_WHAT IS ASKED_:
Omit the pictures, then reproduce every remaining record exactly.

(begin)

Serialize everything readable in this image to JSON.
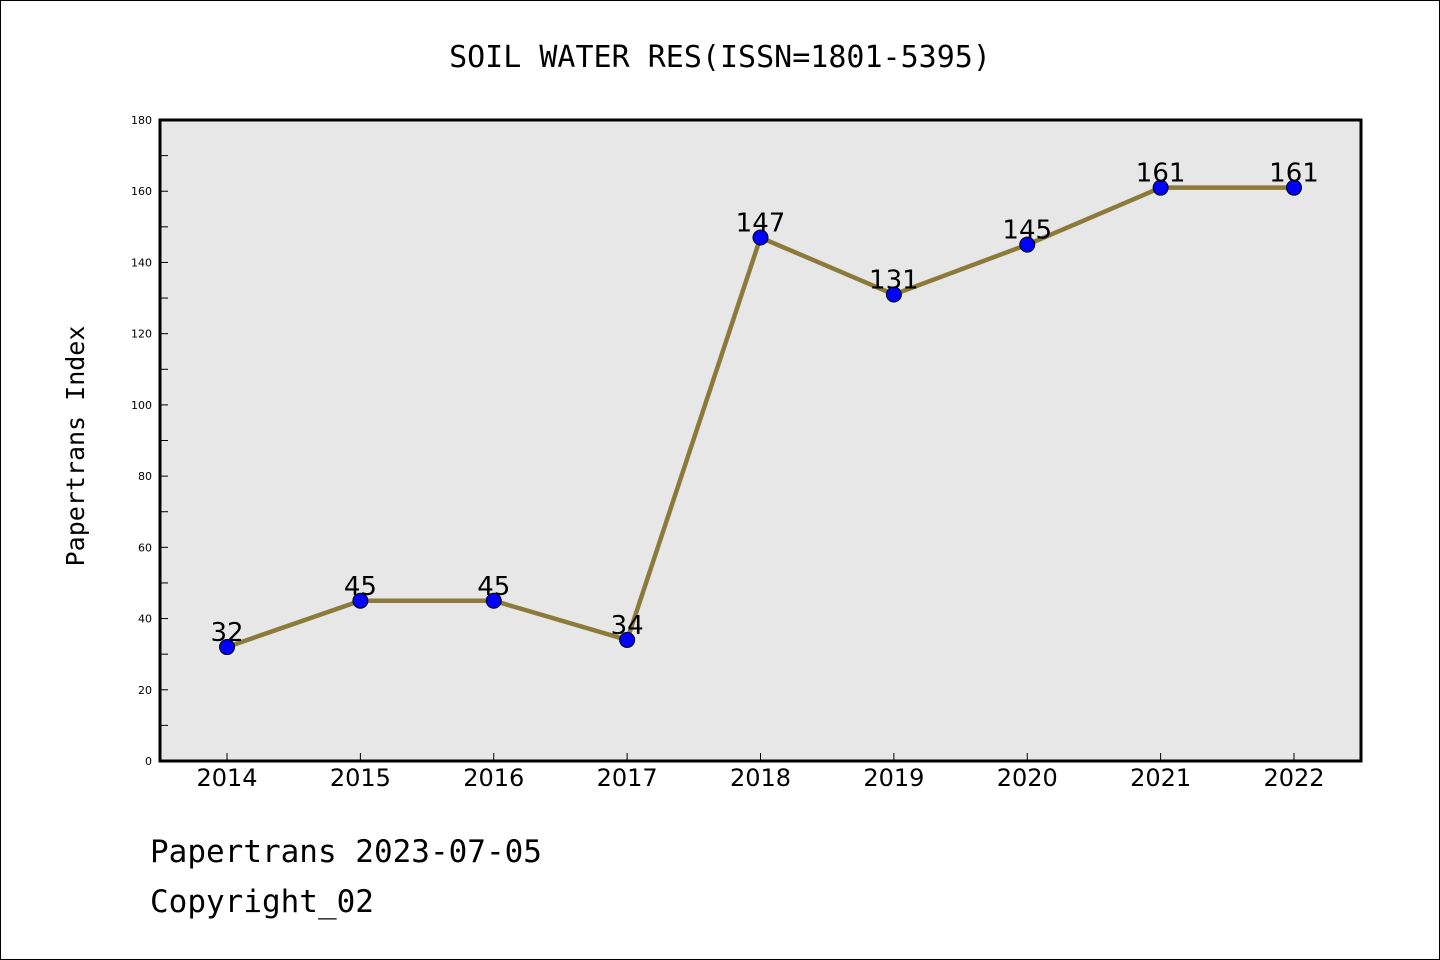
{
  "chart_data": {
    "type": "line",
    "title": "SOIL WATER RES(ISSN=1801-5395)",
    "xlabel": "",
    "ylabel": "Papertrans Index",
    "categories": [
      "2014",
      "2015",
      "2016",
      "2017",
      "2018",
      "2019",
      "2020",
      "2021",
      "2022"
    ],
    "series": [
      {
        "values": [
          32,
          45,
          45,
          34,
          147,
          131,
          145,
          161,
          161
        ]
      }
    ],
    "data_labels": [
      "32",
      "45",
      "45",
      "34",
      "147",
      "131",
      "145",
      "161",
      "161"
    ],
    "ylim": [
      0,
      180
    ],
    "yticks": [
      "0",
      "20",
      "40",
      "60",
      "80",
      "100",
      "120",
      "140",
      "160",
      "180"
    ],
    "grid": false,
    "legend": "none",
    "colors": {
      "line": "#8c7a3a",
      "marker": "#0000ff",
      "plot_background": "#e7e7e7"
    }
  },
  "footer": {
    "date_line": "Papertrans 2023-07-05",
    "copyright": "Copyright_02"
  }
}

(end)

_TASK OUTPUT_:
Serialize everything readable in this image to JSON.
{
  "chart_data": {
    "type": "line",
    "title": "SOIL WATER RES(ISSN=1801-5395)",
    "xlabel": "",
    "ylabel": "Papertrans Index",
    "categories": [
      "2014",
      "2015",
      "2016",
      "2017",
      "2018",
      "2019",
      "2020",
      "2021",
      "2022"
    ],
    "series": [
      {
        "values": [
          32,
          45,
          45,
          34,
          147,
          131,
          145,
          161,
          161
        ]
      }
    ],
    "data_labels": [
      "32",
      "45",
      "45",
      "34",
      "147",
      "131",
      "145",
      "161",
      "161"
    ],
    "ylim": [
      0,
      180
    ],
    "yticks": [
      "0",
      "20",
      "40",
      "60",
      "80",
      "100",
      "120",
      "140",
      "160",
      "180"
    ],
    "grid": false,
    "legend": "none",
    "colors": {
      "line": "#8c7a3a",
      "marker": "#0000ff",
      "plot_background": "#e7e7e7"
    }
  },
  "footer": {
    "date_line": "Papertrans 2023-07-05",
    "copyright": "Copyright_02"
  }
}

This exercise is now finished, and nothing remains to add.